(Figure record listings)
--------------------

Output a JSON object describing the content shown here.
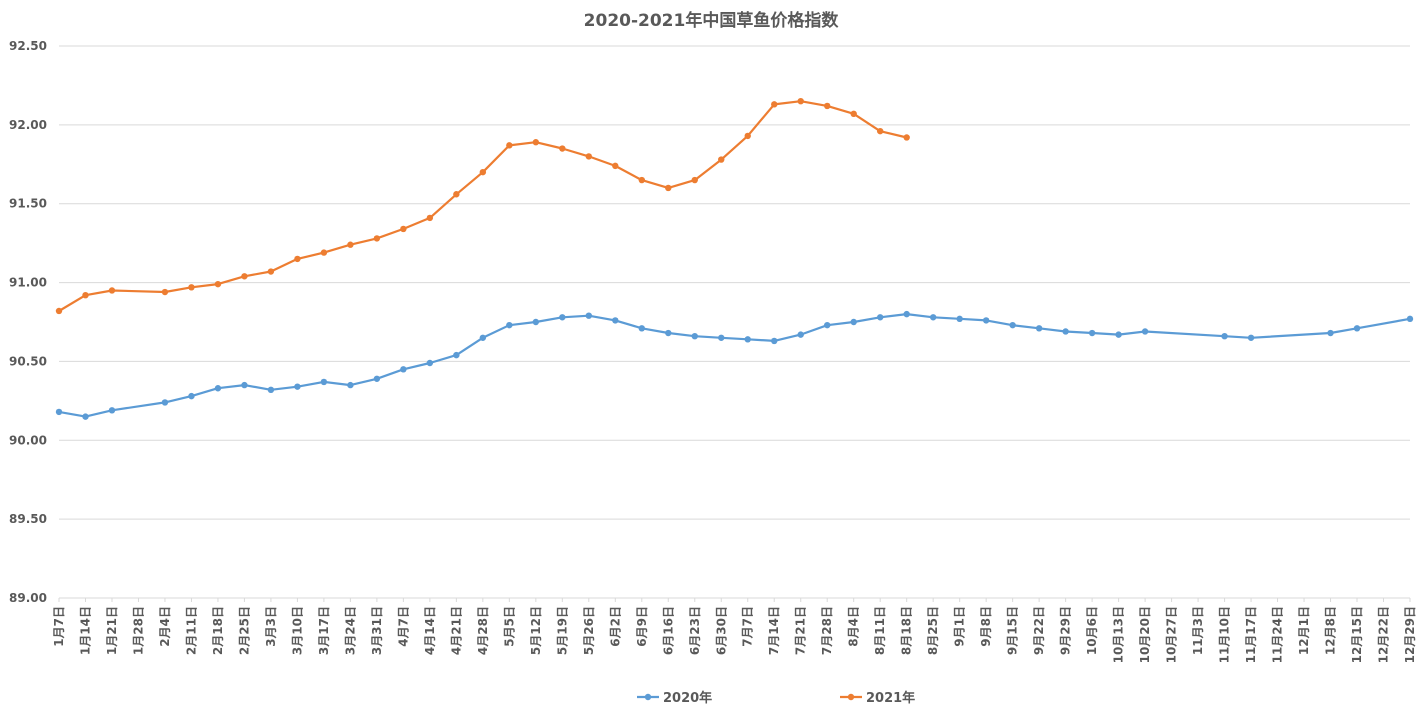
{
  "chart_data": {
    "type": "line",
    "title": "2020-2021年中国草鱼价格指数",
    "xlabel": "",
    "ylabel": "",
    "ylim": [
      89.0,
      92.5
    ],
    "yticks": [
      "92.50",
      "92.00",
      "91.50",
      "91.00",
      "90.50",
      "90.00",
      "89.50",
      "89.00"
    ],
    "ytick_values": [
      92.5,
      92.0,
      91.5,
      91.0,
      90.5,
      90.0,
      89.5,
      89.0
    ],
    "grid": true,
    "legend_position": "bottom",
    "categories": [
      "1月7日",
      "1月14日",
      "1月21日",
      "1月28日",
      "2月4日",
      "2月11日",
      "2月18日",
      "2月25日",
      "3月3日",
      "3月10日",
      "3月17日",
      "3月24日",
      "3月31日",
      "4月7日",
      "4月14日",
      "4月21日",
      "4月28日",
      "5月5日",
      "5月12日",
      "5月19日",
      "5月26日",
      "6月2日",
      "6月9日",
      "6月16日",
      "6月23日",
      "6月30日",
      "7月7日",
      "7月14日",
      "7月21日",
      "7月28日",
      "8月4日",
      "8月11日",
      "8月18日",
      "8月25日",
      "9月1日",
      "9月8日",
      "9月15日",
      "9月22日",
      "9月29日",
      "10月6日",
      "10月13日",
      "10月20日",
      "10月27日",
      "11月3日",
      "11月10日",
      "11月17日",
      "11月24日",
      "12月1日",
      "12月8日",
      "12月15日",
      "12月22日",
      "12月29日"
    ],
    "series": [
      {
        "name": "2020年",
        "color": "#5b9bd5",
        "values": [
          90.18,
          90.15,
          90.19,
          null,
          90.24,
          90.28,
          90.33,
          90.35,
          90.32,
          90.34,
          90.37,
          90.35,
          90.39,
          90.45,
          90.49,
          90.54,
          90.65,
          90.73,
          90.75,
          90.78,
          90.79,
          90.76,
          90.71,
          90.68,
          90.66,
          90.65,
          90.64,
          90.63,
          90.67,
          90.73,
          90.75,
          90.78,
          90.8,
          90.78,
          90.77,
          90.76,
          90.73,
          90.71,
          90.69,
          90.68,
          90.67,
          90.69,
          null,
          null,
          90.66,
          90.65,
          null,
          null,
          90.68,
          90.71,
          null,
          90.77
        ]
      },
      {
        "name": "2021年",
        "color": "#ed7d31",
        "values": [
          90.82,
          90.92,
          90.95,
          null,
          90.94,
          90.97,
          90.99,
          91.04,
          91.07,
          91.15,
          91.19,
          91.24,
          91.28,
          91.34,
          91.41,
          91.56,
          91.7,
          91.87,
          91.89,
          91.85,
          91.8,
          91.74,
          91.65,
          91.6,
          91.65,
          91.78,
          91.93,
          92.13,
          92.15,
          92.12,
          92.07,
          91.96,
          91.92,
          null,
          null,
          null,
          null,
          null,
          null,
          null,
          null,
          null,
          null,
          null,
          null,
          null,
          null,
          null,
          null,
          null,
          null,
          null
        ]
      }
    ]
  }
}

--------------------

Written request: Exactly reproduce the entries above, minus the pictures.

Exercise response:
Output a JSON object describing the content shown here.
{
  "chart_data": {
    "type": "line",
    "title": "2020-2021年中国草鱼价格指数",
    "xlabel": "",
    "ylabel": "",
    "ylim": [
      89.0,
      92.5
    ],
    "yticks": [
      "92.50",
      "92.00",
      "91.50",
      "91.00",
      "90.50",
      "90.00",
      "89.50",
      "89.00"
    ],
    "ytick_values": [
      92.5,
      92.0,
      91.5,
      91.0,
      90.5,
      90.0,
      89.5,
      89.0
    ],
    "grid": true,
    "legend_position": "bottom",
    "categories": [
      "1月7日",
      "1月14日",
      "1月21日",
      "1月28日",
      "2月4日",
      "2月11日",
      "2月18日",
      "2月25日",
      "3月3日",
      "3月10日",
      "3月17日",
      "3月24日",
      "3月31日",
      "4月7日",
      "4月14日",
      "4月21日",
      "4月28日",
      "5月5日",
      "5月12日",
      "5月19日",
      "5月26日",
      "6月2日",
      "6月9日",
      "6月16日",
      "6月23日",
      "6月30日",
      "7月7日",
      "7月14日",
      "7月21日",
      "7月28日",
      "8月4日",
      "8月11日",
      "8月18日",
      "8月25日",
      "9月1日",
      "9月8日",
      "9月15日",
      "9月22日",
      "9月29日",
      "10月6日",
      "10月13日",
      "10月20日",
      "10月27日",
      "11月3日",
      "11月10日",
      "11月17日",
      "11月24日",
      "12月1日",
      "12月8日",
      "12月15日",
      "12月22日",
      "12月29日"
    ],
    "series": [
      {
        "name": "2020年",
        "color": "#5b9bd5",
        "values": [
          90.18,
          90.15,
          90.19,
          null,
          90.24,
          90.28,
          90.33,
          90.35,
          90.32,
          90.34,
          90.37,
          90.35,
          90.39,
          90.45,
          90.49,
          90.54,
          90.65,
          90.73,
          90.75,
          90.78,
          90.79,
          90.76,
          90.71,
          90.68,
          90.66,
          90.65,
          90.64,
          90.63,
          90.67,
          90.73,
          90.75,
          90.78,
          90.8,
          90.78,
          90.77,
          90.76,
          90.73,
          90.71,
          90.69,
          90.68,
          90.67,
          90.69,
          null,
          null,
          90.66,
          90.65,
          null,
          null,
          90.68,
          90.71,
          null,
          90.77
        ]
      },
      {
        "name": "2021年",
        "color": "#ed7d31",
        "values": [
          90.82,
          90.92,
          90.95,
          null,
          90.94,
          90.97,
          90.99,
          91.04,
          91.07,
          91.15,
          91.19,
          91.24,
          91.28,
          91.34,
          91.41,
          91.56,
          91.7,
          91.87,
          91.89,
          91.85,
          91.8,
          91.74,
          91.65,
          91.6,
          91.65,
          91.78,
          91.93,
          92.13,
          92.15,
          92.12,
          92.07,
          91.96,
          91.92,
          null,
          null,
          null,
          null,
          null,
          null,
          null,
          null,
          null,
          null,
          null,
          null,
          null,
          null,
          null,
          null,
          null,
          null,
          null
        ]
      }
    ]
  }
}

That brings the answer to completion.